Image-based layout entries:

+ + + + +

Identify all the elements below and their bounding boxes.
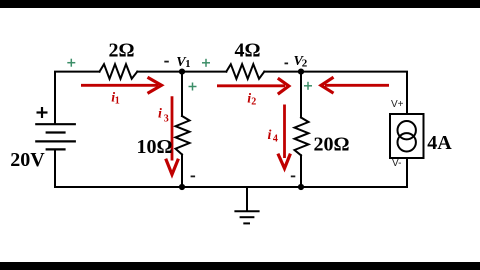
svg-text:2: 2 — [251, 96, 256, 107]
wire top-left segment — [55, 72, 100, 124]
node label V2 — [294, 54, 308, 70]
svg-text:3: 3 — [164, 113, 169, 124]
current arrow i4 — [278, 105, 291, 169]
svg-text:V-: V- — [392, 158, 401, 169]
wire 10ohm down — [181, 155, 183, 188]
svg-text:1: 1 — [115, 96, 120, 107]
node bottom-right dot — [298, 184, 304, 190]
wire bottom — [55, 186, 407, 188]
polarity minus below 10ohm — [191, 175, 196, 177]
svg-text:20V: 20V — [10, 149, 45, 171]
polarity plus green left of 2ohm — [67, 59, 75, 67]
svg-text:i: i — [158, 107, 162, 122]
polarity plus green below V1 — [189, 83, 197, 91]
battery plus sign — [37, 107, 48, 118]
node V2 dot — [298, 69, 304, 75]
polarity minus before V2 — [285, 62, 289, 64]
voltage source V 20V battery plates — [35, 124, 76, 149]
node V1 dot — [179, 69, 185, 75]
current source I1 circles — [398, 121, 416, 152]
label i4 — [268, 128, 278, 145]
polarity plus green right of V1 — [202, 59, 210, 67]
wire V2 down — [300, 72, 302, 118]
node bottom-left dot — [179, 184, 185, 190]
resistor R1 2ohm zigzag — [100, 64, 138, 79]
letterbox top bar — [0, 0, 480, 8]
letterbox bottom bar — [0, 262, 480, 270]
polarity minus before V1 — [164, 61, 169, 63]
wire left vertical below battery — [54, 150, 56, 188]
label i1 — [111, 90, 119, 106]
current arrow i3 — [166, 96, 179, 174]
svg-text:4: 4 — [273, 134, 278, 145]
ground — [234, 187, 259, 223]
svg-text:1: 1 — [185, 59, 190, 70]
current arrow i1 — [81, 77, 162, 93]
current arrow from source to V2 — [321, 77, 389, 93]
resistor R2 4ohm zigzag — [226, 64, 264, 79]
svg-text:4Ω: 4Ω — [234, 40, 260, 62]
svg-text:2Ω: 2Ω — [108, 40, 134, 62]
svg-text:10Ω: 10Ω — [136, 136, 172, 158]
svg-text:4A: 4A — [427, 132, 452, 154]
node label V1 — [176, 55, 190, 70]
wire 20ohm down — [300, 155, 302, 187]
wire right vertical to source box — [406, 158, 408, 187]
resistor R4 20ohm zigzag — [295, 118, 309, 156]
polarity minus below 20ohm — [291, 175, 296, 177]
svg-text:20Ω: 20Ω — [313, 134, 349, 156]
label i2 — [247, 91, 256, 107]
svg-text:V+: V+ — [391, 99, 404, 110]
current source I1 box — [390, 114, 424, 158]
wire top-right segment — [264, 72, 407, 114]
wire V1 to 4ohm — [137, 71, 226, 73]
current arrow i2 — [217, 78, 289, 94]
wire V1 down — [181, 72, 183, 116]
polarity plus green below V2 — [304, 82, 312, 90]
resistor R3 10ohm zigzag — [176, 116, 190, 155]
svg-text:2: 2 — [302, 58, 308, 70]
label i3 — [158, 107, 169, 125]
svg-text:i: i — [268, 128, 272, 143]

+ + + + +

_Problem_
Report in full every line of the records that contains the string "arrow". Only matches with the same letter case count.

_Exercise response_
current arrow i4 — [278, 105, 291, 169]
current arrow i3 — [166, 96, 179, 174]
current arrow i1 — [81, 77, 162, 93]
current arrow from source to V2 — [321, 77, 389, 93]
current arrow i2 — [217, 78, 289, 94]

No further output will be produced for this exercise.